(Dataset entries)
>>>
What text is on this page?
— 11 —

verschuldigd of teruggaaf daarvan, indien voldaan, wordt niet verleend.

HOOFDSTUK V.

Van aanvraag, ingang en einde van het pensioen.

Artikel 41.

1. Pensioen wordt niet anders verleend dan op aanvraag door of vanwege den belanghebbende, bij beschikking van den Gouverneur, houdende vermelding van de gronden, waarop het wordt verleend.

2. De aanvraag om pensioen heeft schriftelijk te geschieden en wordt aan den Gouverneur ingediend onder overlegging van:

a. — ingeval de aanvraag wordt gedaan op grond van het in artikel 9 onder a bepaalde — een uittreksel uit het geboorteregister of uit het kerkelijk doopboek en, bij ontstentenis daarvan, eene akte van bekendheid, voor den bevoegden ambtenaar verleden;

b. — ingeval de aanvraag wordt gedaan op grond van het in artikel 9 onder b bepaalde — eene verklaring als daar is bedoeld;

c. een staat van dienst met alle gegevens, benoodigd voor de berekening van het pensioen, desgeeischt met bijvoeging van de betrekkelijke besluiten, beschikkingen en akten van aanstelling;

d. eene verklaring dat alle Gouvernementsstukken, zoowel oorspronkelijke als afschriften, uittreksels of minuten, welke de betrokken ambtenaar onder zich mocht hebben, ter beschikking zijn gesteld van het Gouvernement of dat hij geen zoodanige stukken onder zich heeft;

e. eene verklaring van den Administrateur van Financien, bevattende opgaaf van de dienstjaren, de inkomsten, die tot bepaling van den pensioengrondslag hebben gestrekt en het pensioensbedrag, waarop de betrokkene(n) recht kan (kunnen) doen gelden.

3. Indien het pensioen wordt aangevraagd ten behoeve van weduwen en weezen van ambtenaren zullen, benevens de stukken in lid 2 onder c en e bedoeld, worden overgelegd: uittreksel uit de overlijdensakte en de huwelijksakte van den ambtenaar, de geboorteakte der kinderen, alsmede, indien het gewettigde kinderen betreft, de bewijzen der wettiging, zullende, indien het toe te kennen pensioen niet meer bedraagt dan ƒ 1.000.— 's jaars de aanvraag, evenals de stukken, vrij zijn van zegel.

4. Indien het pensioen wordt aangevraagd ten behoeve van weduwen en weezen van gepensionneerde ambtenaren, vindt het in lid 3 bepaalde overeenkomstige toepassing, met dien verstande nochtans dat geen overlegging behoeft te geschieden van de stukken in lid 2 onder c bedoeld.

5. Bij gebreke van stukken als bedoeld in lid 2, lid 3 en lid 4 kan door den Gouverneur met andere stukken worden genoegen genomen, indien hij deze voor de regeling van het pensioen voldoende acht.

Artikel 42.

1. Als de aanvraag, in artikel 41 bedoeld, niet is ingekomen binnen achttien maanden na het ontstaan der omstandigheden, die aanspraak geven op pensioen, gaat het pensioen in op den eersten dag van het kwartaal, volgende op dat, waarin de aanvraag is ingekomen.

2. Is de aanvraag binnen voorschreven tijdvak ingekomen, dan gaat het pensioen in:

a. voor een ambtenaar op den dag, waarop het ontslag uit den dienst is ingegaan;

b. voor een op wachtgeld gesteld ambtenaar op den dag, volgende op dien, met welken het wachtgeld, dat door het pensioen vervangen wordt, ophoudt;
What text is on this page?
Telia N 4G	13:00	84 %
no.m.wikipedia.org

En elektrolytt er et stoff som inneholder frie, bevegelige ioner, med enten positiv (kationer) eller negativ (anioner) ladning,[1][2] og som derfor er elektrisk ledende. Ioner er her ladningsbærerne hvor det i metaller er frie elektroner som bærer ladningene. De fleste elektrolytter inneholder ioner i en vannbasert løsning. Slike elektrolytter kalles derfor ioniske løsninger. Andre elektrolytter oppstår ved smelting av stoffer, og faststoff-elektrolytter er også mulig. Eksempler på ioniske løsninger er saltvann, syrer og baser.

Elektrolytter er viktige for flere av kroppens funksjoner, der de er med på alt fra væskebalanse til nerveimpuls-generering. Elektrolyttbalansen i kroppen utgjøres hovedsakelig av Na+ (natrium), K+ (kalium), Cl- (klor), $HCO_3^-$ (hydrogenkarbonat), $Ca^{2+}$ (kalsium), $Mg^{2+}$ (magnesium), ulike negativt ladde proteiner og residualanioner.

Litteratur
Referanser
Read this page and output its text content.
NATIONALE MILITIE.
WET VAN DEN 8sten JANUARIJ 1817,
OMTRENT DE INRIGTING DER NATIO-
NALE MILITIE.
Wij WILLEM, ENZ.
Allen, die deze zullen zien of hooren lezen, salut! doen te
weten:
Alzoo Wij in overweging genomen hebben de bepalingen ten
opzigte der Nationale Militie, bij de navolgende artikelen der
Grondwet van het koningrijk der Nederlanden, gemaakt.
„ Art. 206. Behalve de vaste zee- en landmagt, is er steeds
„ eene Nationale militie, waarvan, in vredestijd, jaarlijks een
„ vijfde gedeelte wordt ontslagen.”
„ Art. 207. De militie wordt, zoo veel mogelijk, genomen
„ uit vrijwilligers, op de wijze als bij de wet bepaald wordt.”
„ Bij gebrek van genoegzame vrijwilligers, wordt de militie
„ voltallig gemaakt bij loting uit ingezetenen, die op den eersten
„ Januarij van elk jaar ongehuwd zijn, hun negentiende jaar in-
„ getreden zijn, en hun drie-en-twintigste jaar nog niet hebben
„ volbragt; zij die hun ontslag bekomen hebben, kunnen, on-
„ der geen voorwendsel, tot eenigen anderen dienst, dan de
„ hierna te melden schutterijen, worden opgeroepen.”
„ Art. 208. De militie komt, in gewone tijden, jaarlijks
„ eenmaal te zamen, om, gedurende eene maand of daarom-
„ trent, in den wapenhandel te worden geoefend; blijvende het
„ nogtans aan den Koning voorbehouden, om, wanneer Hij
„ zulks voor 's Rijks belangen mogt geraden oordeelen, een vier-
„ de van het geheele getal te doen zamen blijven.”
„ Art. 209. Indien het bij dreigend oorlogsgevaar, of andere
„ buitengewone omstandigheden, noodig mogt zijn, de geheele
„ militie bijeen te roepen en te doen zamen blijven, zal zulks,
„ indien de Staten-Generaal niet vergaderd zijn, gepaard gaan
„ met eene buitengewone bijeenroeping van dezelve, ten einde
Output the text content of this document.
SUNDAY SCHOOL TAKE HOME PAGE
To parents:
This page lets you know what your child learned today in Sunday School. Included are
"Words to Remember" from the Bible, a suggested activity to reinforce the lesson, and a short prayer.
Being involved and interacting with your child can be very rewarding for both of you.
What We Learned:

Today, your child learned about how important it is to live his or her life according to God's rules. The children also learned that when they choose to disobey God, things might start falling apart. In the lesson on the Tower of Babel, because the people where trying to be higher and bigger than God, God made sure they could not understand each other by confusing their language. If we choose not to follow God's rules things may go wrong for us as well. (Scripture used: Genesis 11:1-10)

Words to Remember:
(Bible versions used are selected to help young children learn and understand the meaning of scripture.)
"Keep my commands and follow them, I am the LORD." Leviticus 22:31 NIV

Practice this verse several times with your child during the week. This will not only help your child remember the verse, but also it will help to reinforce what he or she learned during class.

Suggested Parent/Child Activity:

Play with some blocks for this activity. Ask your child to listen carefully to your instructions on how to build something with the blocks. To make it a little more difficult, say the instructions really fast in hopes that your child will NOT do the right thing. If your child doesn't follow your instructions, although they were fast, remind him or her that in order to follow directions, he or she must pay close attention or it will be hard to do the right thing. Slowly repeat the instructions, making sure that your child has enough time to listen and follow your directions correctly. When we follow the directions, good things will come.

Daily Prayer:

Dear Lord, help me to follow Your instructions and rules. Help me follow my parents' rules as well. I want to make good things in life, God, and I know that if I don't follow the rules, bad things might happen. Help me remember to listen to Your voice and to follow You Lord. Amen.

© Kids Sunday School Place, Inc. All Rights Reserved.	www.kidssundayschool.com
<<<
### ASSIGNMENT
Among the lines above, count those that hold the word "Words" and give only the count.

### SOLUTION TO THIS EXERCISE
2